[Extracted data entries]
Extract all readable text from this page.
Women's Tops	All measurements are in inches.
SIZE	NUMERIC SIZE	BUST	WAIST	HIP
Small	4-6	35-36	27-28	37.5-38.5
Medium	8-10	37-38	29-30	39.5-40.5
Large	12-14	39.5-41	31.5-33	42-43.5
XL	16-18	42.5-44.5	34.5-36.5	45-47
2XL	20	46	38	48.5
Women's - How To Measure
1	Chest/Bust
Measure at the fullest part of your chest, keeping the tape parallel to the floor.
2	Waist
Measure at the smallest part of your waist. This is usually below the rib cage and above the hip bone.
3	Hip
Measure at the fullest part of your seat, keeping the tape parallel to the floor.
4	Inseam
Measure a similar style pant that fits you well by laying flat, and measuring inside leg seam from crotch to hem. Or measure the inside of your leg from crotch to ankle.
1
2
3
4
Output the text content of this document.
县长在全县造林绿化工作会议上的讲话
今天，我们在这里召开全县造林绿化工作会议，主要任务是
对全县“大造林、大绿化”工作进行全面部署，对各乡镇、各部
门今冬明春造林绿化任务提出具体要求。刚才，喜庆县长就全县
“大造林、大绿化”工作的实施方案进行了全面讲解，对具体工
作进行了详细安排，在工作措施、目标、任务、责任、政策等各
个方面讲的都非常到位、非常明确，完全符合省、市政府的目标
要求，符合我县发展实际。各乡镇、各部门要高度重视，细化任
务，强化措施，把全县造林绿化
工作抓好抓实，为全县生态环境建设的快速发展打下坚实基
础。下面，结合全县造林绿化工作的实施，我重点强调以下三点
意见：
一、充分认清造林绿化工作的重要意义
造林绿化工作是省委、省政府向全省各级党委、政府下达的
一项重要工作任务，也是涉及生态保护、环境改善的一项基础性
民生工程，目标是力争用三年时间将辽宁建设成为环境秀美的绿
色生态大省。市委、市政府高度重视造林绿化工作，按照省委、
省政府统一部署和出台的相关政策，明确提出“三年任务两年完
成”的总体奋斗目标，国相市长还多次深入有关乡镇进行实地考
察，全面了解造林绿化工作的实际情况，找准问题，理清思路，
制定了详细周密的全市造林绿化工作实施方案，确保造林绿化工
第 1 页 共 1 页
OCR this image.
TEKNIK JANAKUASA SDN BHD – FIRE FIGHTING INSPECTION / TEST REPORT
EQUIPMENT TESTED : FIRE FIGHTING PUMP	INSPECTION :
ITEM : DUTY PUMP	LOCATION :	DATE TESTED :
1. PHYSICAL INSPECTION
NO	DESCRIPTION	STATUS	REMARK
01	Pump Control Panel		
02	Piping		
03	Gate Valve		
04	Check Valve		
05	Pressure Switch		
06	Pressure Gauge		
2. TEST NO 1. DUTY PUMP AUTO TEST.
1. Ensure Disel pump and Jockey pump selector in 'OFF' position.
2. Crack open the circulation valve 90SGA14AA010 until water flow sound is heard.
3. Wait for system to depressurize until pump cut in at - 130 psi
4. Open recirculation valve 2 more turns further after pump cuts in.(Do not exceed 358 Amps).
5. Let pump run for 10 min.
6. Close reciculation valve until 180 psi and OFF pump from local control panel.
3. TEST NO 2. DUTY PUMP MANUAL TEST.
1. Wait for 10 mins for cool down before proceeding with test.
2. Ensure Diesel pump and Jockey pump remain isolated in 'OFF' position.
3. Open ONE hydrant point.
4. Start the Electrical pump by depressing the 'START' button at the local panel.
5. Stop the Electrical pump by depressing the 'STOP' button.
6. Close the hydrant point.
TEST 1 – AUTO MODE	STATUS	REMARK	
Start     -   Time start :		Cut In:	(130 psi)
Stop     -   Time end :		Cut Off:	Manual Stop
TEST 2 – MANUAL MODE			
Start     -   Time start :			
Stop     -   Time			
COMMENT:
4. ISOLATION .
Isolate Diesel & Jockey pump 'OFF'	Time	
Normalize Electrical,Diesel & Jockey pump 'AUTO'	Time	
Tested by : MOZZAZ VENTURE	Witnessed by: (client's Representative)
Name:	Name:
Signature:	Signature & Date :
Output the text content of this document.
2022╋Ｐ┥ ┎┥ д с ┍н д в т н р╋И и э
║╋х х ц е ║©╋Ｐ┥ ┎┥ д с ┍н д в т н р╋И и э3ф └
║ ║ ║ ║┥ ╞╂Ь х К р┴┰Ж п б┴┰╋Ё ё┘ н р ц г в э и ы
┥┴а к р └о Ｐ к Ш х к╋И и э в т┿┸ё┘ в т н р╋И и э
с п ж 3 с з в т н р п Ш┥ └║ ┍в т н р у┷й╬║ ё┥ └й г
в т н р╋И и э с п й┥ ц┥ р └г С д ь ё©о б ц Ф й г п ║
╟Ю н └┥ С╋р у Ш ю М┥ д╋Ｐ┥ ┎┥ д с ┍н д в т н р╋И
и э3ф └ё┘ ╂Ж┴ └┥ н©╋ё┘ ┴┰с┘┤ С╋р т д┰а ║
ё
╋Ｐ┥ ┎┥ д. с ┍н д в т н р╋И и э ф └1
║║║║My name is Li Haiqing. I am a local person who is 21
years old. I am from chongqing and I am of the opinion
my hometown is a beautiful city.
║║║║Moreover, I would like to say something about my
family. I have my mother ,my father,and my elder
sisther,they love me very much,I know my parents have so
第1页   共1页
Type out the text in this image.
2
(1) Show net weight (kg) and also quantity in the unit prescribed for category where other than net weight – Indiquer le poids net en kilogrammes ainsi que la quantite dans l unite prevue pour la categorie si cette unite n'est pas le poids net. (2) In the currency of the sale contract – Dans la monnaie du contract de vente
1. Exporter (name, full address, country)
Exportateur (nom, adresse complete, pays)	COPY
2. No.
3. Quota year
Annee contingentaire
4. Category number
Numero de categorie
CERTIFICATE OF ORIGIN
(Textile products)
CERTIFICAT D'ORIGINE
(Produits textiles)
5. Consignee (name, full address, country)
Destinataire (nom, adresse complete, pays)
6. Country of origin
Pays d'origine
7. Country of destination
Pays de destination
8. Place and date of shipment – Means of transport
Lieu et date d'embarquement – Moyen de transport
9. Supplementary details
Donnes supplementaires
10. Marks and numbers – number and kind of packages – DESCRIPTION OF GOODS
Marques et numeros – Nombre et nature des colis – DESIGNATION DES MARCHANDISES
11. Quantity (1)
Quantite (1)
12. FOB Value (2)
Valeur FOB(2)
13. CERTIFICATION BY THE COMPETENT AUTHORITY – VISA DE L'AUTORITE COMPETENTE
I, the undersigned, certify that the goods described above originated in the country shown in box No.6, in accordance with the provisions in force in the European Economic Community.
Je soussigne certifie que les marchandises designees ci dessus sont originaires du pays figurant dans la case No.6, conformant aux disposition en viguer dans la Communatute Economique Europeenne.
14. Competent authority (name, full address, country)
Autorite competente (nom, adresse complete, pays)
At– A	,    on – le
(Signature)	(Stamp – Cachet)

Short exercise => Exactly reproduce all of the entries above.

The answer =>
Extract all readable text from this page.
Women's Tops	All measurements are in inches.
SIZE	NUMERIC SIZE	BUST	WAIST	HIP
Small	4-6	35-36	27-28	37.5-38.5
Medium	8-10	37-38	29-30	39.5-40.5
Large	12-14	39.5-41	31.5-33	42-43.5
XL	16-18	42.5-44.5	34.5-36.5	45-47
2XL	20	46	38	48.5
Women's - How To Measure
1	Chest/Bust
Measure at the fullest part of your chest, keeping the tape parallel to the floor.
2	Waist
Measure at the smallest part of your waist. This is usually below the rib cage and above the hip bone.
3	Hip
Measure at the fullest part of your seat, keeping the tape parallel to the floor.
4	Inseam
Measure a similar style pant that fits you well by laying flat, and measuring inside leg seam from crotch to hem. Or measure the inside of your leg from crotch to ankle.
1
2
3
4
Output the text content of this document.
县长在全县造林绿化工作会议上的讲话
今天，我们在这里召开全县造林绿化工作会议，主要任务是
对全县“大造林、大绿化”工作进行全面部署，对各乡镇、各部
门今冬明春造林绿化任务提出具体要求。刚才，喜庆县长就全县
“大造林、大绿化”工作的实施方案进行了全面讲解，对具体工
作进行了详细安排，在工作措施、目标、任务、责任、政策等各
个方面讲的都非常到位、非常明确，完全符合省、市政府的目标
要求，符合我县发展实际。各乡镇、各部门要高度重视，细化任
务，强化措施，把全县造林绿化
工作抓好抓实，为全县生态环境建设的快速发展打下坚实基
础。下面，结合全县造林绿化工作的实施，我重点强调以下三点
意见：
一、充分认清造林绿化工作的重要意义
造林绿化工作是省委、省政府向全省各级党委、政府下达的
一项重要工作任务，也是涉及生态保护、环境改善的一项基础性
民生工程，目标是力争用三年时间将辽宁建设成为环境秀美的绿
色生态大省。市委、市政府高度重视造林绿化工作，按照省委、
省政府统一部署和出台的相关政策，明确提出“三年任务两年完
成”的总体奋斗目标，国相市长还多次深入有关乡镇进行实地考
察，全面了解造林绿化工作的实际情况，找准问题，理清思路，
制定了详细周密的全市造林绿化工作实施方案，确保造林绿化工
第 1 页 共 1 页
OCR this image.
TEKNIK JANAKUASA SDN BHD – FIRE FIGHTING INSPECTION / TEST REPORT
EQUIPMENT TESTED : FIRE FIGHTING PUMP	INSPECTION :
ITEM : DUTY PUMP	LOCATION :	DATE TESTED :
1. PHYSICAL INSPECTION
NO	DESCRIPTION	STATUS	REMARK
01	Pump Control Panel		
02	Piping		
03	Gate Valve		
04	Check Valve		
05	Pressure Switch		
06	Pressure Gauge		
2. TEST NO 1. DUTY PUMP AUTO TEST.
1. Ensure Disel pump and Jockey pump selector in 'OFF' position.
2. Crack open the circulation valve 90SGA14AA010 until water flow sound is heard.
3. Wait for system to depressurize until pump cut in at - 130 psi
4. Open recirculation valve 2 more turns further after pump cuts in.(Do not exceed 358 Amps).
5. Let pump run for 10 min.
6. Close reciculation valve until 180 psi and OFF pump from local control panel.
3. TEST NO 2. DUTY PUMP MANUAL TEST.
1. Wait for 10 mins for cool down before proceeding with test.
2. Ensure Diesel pump and Jockey pump remain isolated in 'OFF' position.
3. Open ONE hydrant point.
4. Start the Electrical pump by depressing the 'START' button at the local panel.
5. Stop the Electrical pump by depressing the 'STOP' button.
6. Close the hydrant point.
TEST 1 – AUTO MODE	STATUS	REMARK	
Start     -   Time start :		Cut In:	(130 psi)
Stop     -   Time end :		Cut Off:	Manual Stop
TEST 2 – MANUAL MODE			
Start     -   Time start :			
Stop     -   Time			
COMMENT:
4. ISOLATION .
Isolate Diesel & Jockey pump 'OFF'	Time	
Normalize Electrical,Diesel & Jockey pump 'AUTO'	Time	
Tested by : MOZZAZ VENTURE	Witnessed by: (client's Representative)
Name:	Name:
Signature:	Signature & Date :
Output the text content of this document.
2022╋Ｐ┥ ┎┥ д с ┍н д в т н р╋И и э
║╋х х ц е ║©╋Ｐ┥ ┎┥ д с ┍н д в т н р╋И и э3ф └
║ ║ ║ ║┥ ╞╂Ь х К р┴┰Ж п б┴┰╋Ё ё┘ н р ц г в э и ы
┥┴а к р └о Ｐ к Ш х к╋И и э в т┿┸ё┘ в т н р╋И и э
с п ж 3 с з в т н р п Ш┥ └║ ┍в т н р у┷й╬║ ё┥ └й г
в т н р╋И и э с п й┥ ц┥ р └г С д ь ё©о б ц Ф й г п ║
╟Ю н └┥ С╋р у Ш ю М┥ д╋Ｐ┥ ┎┥ д с ┍н д в т н р╋И
и э3ф └ё┘ ╂Ж┴ └┥ н©╋ё┘ ┴┰с┘┤ С╋р т д┰а ║
ё
╋Ｐ┥ ┎┥ д. с ┍н д в т н р╋И и э ф └1
║║║║My name is Li Haiqing. I am a local person who is 21
years old. I am from chongqing and I am of the opinion
my hometown is a beautiful city.
║║║║Moreover, I would like to say something about my
family. I have my mother ,my father,and my elder
sisther,they love me very much,I know my parents have so
第1页   共1页
Type out the text in this image.
2
(1) Show net weight (kg) and also quantity in the unit prescribed for category where other than net weight – Indiquer le poids net en kilogrammes ainsi que la quantite dans l unite prevue pour la categorie si cette unite n'est pas le poids net. (2) In the currency of the sale contract – Dans la monnaie du contract de vente
1. Exporter (name, full address, country)
Exportateur (nom, adresse complete, pays)	COPY
2. No.
3. Quota year
Annee contingentaire
4. Category number
Numero de categorie
CERTIFICATE OF ORIGIN
(Textile products)
CERTIFICAT D'ORIGINE
(Produits textiles)
5. Consignee (name, full address, country)
Destinataire (nom, adresse complete, pays)
6. Country of origin
Pays d'origine
7. Country of destination
Pays de destination
8. Place and date of shipment – Means of transport
Lieu et date d'embarquement – Moyen de transport
9. Supplementary details
Donnes supplementaires
10. Marks and numbers – number and kind of packages – DESCRIPTION OF GOODS
Marques et numeros – Nombre et nature des colis – DESIGNATION DES MARCHANDISES
11. Quantity (1)
Quantite (1)
12. FOB Value (2)
Valeur FOB(2)
13. CERTIFICATION BY THE COMPETENT AUTHORITY – VISA DE L'AUTORITE COMPETENTE
I, the undersigned, certify that the goods described above originated in the country shown in box No.6, in accordance with the provisions in force in the European Economic Community.
Je soussigne certifie que les marchandises designees ci dessus sont originaires du pays figurant dans la case No.6, conformant aux disposition en viguer dans la Communatute Economique Europeenne.
14. Competent authority (name, full address, country)
Autorite competente (nom, adresse complete, pays)
At– A	,    on – le
(Signature)	(Stamp – Cachet)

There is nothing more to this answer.